Material —
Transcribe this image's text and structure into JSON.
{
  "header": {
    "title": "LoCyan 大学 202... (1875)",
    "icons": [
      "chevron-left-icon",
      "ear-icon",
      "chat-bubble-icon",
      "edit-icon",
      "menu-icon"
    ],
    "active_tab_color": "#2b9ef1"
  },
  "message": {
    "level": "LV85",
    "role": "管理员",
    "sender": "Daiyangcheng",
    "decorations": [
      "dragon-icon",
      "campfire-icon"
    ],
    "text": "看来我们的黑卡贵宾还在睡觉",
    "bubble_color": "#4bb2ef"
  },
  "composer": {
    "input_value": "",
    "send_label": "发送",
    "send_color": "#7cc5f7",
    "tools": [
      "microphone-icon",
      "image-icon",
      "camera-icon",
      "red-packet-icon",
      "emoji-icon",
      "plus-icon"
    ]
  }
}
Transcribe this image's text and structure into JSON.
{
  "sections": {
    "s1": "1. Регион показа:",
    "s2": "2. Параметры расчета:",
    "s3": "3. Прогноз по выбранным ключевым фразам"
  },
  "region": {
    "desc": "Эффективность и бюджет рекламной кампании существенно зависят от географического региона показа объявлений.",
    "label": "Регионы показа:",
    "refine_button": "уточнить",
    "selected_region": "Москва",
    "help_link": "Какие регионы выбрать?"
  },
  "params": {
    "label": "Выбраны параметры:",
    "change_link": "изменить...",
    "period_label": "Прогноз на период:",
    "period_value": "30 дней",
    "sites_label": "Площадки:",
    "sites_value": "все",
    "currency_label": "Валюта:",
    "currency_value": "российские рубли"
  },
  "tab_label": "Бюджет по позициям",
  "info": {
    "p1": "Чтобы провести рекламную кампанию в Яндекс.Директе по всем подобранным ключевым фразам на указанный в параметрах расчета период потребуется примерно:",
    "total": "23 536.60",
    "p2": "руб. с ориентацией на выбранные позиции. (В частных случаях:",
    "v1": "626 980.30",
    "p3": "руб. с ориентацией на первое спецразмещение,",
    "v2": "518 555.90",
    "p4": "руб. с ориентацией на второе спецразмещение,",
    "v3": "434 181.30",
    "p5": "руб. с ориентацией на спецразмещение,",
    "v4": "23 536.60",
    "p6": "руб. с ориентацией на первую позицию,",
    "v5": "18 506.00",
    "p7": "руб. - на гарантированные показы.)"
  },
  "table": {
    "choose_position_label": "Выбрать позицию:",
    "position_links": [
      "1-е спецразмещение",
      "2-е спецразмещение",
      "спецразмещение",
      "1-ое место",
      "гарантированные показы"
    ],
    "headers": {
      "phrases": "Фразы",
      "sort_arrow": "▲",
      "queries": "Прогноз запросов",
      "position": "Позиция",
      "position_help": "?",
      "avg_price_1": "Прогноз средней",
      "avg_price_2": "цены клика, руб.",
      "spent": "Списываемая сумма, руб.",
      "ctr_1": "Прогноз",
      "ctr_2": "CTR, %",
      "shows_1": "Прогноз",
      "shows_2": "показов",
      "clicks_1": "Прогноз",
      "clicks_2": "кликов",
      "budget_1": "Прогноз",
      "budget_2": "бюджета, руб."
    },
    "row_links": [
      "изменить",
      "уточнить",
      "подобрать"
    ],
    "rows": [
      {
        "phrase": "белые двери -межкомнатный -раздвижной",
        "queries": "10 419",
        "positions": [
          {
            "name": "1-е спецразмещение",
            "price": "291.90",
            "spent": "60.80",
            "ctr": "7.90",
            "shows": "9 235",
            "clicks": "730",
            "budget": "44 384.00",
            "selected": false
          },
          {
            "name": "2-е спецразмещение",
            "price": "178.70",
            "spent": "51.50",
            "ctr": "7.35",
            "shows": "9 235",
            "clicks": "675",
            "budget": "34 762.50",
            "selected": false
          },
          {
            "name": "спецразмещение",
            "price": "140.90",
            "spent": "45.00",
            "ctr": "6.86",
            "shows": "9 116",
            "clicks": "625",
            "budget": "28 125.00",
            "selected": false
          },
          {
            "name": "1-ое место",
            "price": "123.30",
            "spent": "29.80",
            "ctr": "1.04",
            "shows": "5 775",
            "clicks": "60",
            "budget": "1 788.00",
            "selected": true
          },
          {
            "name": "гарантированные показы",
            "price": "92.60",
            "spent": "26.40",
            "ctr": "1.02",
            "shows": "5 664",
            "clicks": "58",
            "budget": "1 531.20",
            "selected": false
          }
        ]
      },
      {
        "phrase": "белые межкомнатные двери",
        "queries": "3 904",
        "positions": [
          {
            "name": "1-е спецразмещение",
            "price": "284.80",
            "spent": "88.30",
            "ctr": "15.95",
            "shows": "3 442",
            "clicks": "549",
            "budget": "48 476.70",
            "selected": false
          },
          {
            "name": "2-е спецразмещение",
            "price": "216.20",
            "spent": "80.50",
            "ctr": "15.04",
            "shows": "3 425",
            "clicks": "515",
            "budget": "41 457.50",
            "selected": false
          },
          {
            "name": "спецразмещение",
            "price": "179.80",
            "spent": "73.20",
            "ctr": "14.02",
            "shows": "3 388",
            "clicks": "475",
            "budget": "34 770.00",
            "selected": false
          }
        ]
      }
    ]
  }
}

Written instruction — Look through the entries above. Extract each line with the word "spent".

Result below —
      "spent": "Списываемая сумма, руб.",
            "spent": "60.80",
            "spent": "51.50",
            "spent": "45.00",
            "spent": "29.80",
            "spent": "26.40",
            "spent": "88.30",
            "spent": "80.50",
            "spent": "73.20",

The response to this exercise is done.